:: Dataset excerpts
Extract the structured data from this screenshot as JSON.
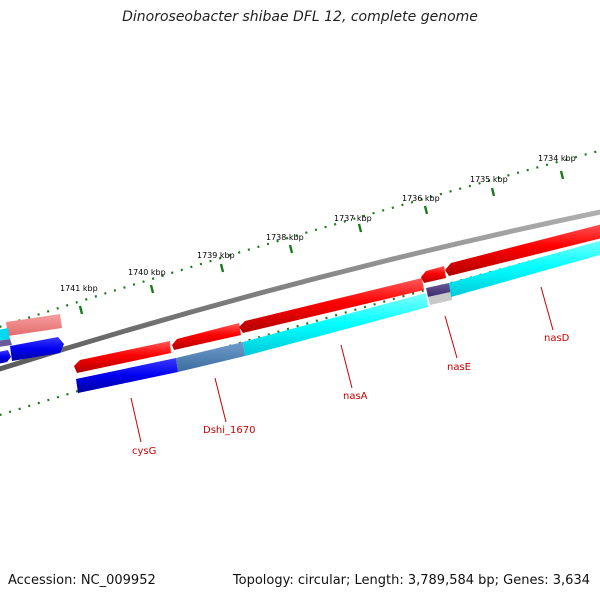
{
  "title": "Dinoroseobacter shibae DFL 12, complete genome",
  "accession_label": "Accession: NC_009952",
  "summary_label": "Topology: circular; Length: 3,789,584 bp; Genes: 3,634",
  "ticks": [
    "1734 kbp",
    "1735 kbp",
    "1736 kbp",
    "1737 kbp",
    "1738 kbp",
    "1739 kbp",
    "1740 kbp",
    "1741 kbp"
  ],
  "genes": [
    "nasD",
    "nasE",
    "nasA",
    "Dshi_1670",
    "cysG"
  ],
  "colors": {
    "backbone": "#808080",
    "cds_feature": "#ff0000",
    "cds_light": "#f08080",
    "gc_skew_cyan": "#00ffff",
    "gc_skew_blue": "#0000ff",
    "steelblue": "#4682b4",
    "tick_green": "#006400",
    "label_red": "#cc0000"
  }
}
::::
:: Dataset excerpts
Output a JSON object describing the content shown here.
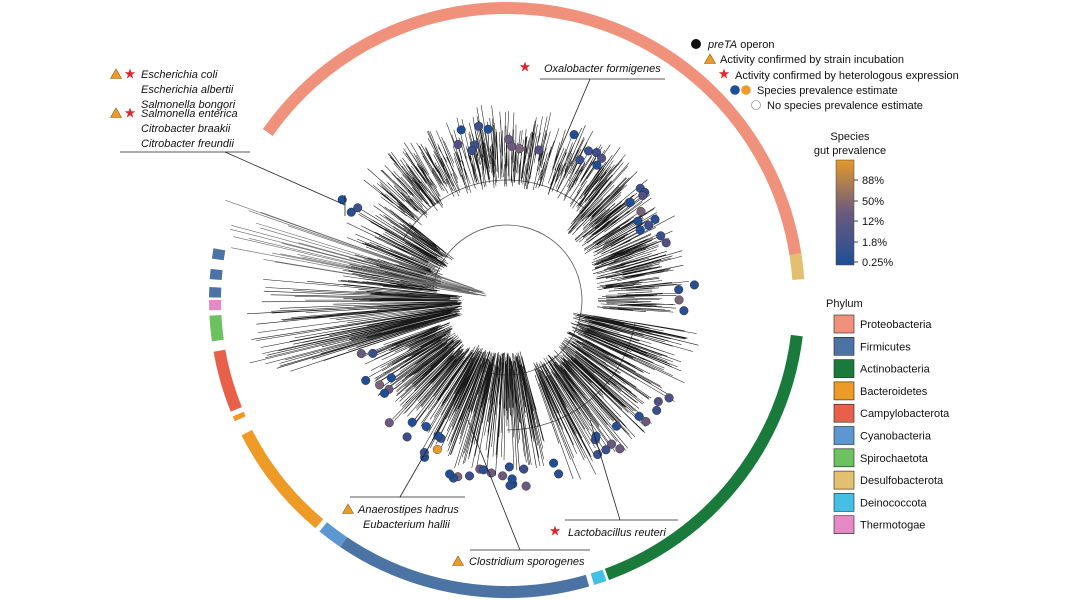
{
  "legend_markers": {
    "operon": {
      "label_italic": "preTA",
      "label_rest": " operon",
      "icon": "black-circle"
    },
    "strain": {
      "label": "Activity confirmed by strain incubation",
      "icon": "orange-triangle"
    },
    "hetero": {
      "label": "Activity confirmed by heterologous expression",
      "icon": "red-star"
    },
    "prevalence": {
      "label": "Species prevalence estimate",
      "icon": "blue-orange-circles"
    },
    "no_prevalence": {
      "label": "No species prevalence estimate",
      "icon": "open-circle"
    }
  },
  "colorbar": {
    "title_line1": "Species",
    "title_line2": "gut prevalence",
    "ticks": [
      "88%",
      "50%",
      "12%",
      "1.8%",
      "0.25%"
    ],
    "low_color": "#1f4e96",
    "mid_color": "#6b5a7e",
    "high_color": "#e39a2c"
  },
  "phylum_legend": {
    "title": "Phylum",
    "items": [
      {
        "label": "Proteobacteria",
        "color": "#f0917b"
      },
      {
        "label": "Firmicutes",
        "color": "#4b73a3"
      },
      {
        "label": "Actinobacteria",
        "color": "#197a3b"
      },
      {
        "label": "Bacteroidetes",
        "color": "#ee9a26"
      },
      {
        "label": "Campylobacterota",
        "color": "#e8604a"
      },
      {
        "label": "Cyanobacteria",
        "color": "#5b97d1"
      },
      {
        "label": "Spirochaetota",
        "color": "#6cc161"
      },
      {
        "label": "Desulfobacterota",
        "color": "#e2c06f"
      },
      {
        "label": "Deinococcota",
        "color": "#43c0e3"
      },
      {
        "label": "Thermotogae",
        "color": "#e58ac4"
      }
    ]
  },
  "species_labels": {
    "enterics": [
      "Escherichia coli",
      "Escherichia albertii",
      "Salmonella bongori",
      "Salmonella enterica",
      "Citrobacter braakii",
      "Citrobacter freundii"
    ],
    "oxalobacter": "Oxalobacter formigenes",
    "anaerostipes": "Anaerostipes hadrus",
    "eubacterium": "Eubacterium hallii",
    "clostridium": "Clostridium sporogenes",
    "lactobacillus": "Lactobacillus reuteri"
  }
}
::::
*Work instructions*:
A single figure is the whole answer: the number of lines in the material above that contain "Citrobacter".

*Response below*:
2